- Written exercise
Will you transcribe all the entries word for word, skipping the pictures they hold?

- Dataset rows
#####
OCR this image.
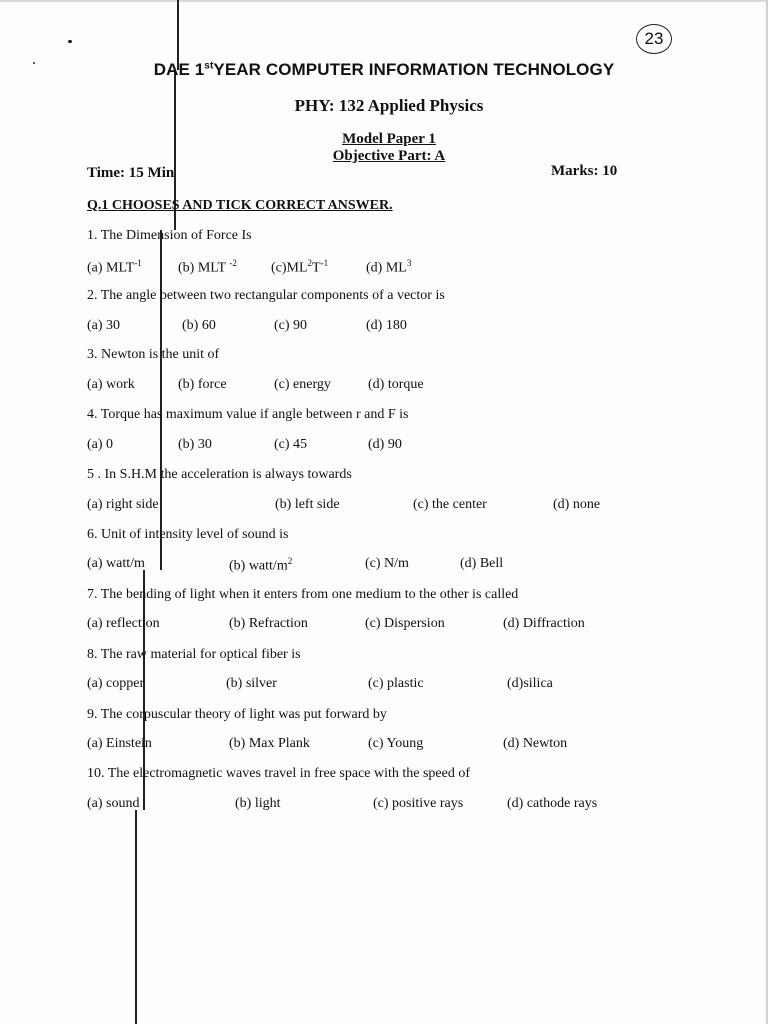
23
DAE 1stYEAR COMPUTER INFORMATION TECHNOLOGY
PHY: 132 Applied Physics
Model Paper 1
Objective Part: A
Time: 15 Min	Marks: 10
Q.1 CHOOSES AND TICK CORRECT ANSWER.
1. The Dimension of Force Is
(a) $MLT^{-1}$	(b) MLT $^{-2}$ $(c)ML^2T^{-1}$	(d) $ML^3$
2. The angle between two rectangular components of a vector is
(a) 30	(b) 60	(c) 90	(d) 180
3. Newton is the unit of
(a) work	(b) force	(c) energy	(d) torque
4. Torque has maximum value if angle between r and F is
(a) 0	(b) 30	(c) 45	(d) 90
5 . In S.H.M the acceleration is always towards
(a) right side	(b) left side	(c) the center	(d) none
6. Unit of intensity level of sound is
(a) watt/m	(b) watt/$m^2$	(c) N/m	(d) Bell
7. The bending of light when it enters from one medium to the other is called
(a) reflection	(b) Refraction	(c) Dispersion	(d) Diffraction
8. The raw material for optical fiber is
(a) copper	(b) silver	(c) plastic	(d)silica
9. The corpuscular theory of light was put forward by
(a) Einstein	(b) Max Plank	(c) Young	(d) Newton
10. The electromagnetic waves travel in free space with the speed of
(a) sound	(b) light	(c) positive rays	(d) cathode rays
#####
- Task output
OCR this image.
23
DAE 1stYEAR COMPUTER INFORMATION TECHNOLOGY
PHY: 132 Applied Physics
Model Paper 1
Objective Part: A
Time: 15 Min	Marks: 10
Q.1 CHOOSES AND TICK CORRECT ANSWER.
1. The Dimension of Force Is
(a) $MLT^{-1}$	(b) MLT $^{-2}$ $(c)ML^2T^{-1}$	(d) $ML^3$
2. The angle between two rectangular components of a vector is
(a) 30	(b) 60	(c) 90	(d) 180
3. Newton is the unit of
(a) work	(b) force	(c) energy	(d) torque
4. Torque has maximum value if angle between r and F is
(a) 0	(b) 30	(c) 45	(d) 90
5 . In S.H.M the acceleration is always towards
(a) right side	(b) left side	(c) the center	(d) none
6. Unit of intensity level of sound is
(a) watt/m	(b) watt/$m^2$	(c) N/m	(d) Bell
7. The bending of light when it enters from one medium to the other is called
(a) reflection	(b) Refraction	(c) Dispersion	(d) Diffraction
8. The raw material for optical fiber is
(a) copper	(b) silver	(c) plastic	(d)silica
9. The corpuscular theory of light was put forward by
(a) Einstein	(b) Max Plank	(c) Young	(d) Newton
10. The electromagnetic waves travel in free space with the speed of
(a) sound	(b) light	(c) positive rays	(d) cathode rays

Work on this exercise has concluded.